- _Task goal_
Copy every line that mentions the word "autre".

- _Task data_
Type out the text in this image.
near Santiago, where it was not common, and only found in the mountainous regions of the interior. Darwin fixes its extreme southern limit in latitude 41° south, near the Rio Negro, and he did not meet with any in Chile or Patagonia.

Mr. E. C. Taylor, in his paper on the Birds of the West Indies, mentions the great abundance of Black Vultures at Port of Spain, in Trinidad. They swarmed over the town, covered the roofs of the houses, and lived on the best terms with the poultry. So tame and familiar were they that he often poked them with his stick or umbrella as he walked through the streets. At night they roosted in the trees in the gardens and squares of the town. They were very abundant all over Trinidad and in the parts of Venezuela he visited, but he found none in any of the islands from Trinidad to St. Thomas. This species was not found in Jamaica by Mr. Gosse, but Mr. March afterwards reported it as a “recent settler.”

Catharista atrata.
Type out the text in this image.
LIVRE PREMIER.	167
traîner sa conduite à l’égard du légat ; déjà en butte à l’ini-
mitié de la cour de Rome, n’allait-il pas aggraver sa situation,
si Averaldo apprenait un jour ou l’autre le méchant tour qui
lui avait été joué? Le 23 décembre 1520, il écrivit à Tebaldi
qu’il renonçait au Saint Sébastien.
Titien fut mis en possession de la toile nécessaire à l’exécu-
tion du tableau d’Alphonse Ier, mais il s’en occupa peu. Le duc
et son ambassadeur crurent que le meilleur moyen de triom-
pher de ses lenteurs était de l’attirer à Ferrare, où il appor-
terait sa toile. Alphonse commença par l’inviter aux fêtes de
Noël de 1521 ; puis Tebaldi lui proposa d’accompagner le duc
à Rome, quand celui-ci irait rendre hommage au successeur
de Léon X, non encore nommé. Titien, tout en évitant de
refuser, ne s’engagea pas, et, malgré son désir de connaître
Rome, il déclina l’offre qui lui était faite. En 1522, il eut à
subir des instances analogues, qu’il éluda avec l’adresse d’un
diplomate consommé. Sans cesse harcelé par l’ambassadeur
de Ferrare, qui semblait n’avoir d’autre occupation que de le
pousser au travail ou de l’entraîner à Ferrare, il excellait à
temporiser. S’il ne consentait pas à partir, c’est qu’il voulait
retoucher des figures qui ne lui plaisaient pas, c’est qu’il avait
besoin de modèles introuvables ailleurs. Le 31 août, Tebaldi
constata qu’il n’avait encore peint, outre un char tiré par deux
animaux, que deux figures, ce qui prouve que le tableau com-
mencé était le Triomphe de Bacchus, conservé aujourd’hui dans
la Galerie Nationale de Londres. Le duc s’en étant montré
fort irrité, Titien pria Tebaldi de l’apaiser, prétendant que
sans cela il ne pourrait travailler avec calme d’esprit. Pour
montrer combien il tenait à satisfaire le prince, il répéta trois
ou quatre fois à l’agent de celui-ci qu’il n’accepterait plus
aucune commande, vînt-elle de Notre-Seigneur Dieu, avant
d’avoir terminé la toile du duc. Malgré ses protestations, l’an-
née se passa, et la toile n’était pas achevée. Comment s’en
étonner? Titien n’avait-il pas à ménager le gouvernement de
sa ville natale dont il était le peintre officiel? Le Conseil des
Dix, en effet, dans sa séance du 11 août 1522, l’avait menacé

- _Worked answer_
si Averaldo apprenait un jour ou l’autre le méchant tour qui
de Ferrare, qui semblait n’avoir d’autre occupation que de le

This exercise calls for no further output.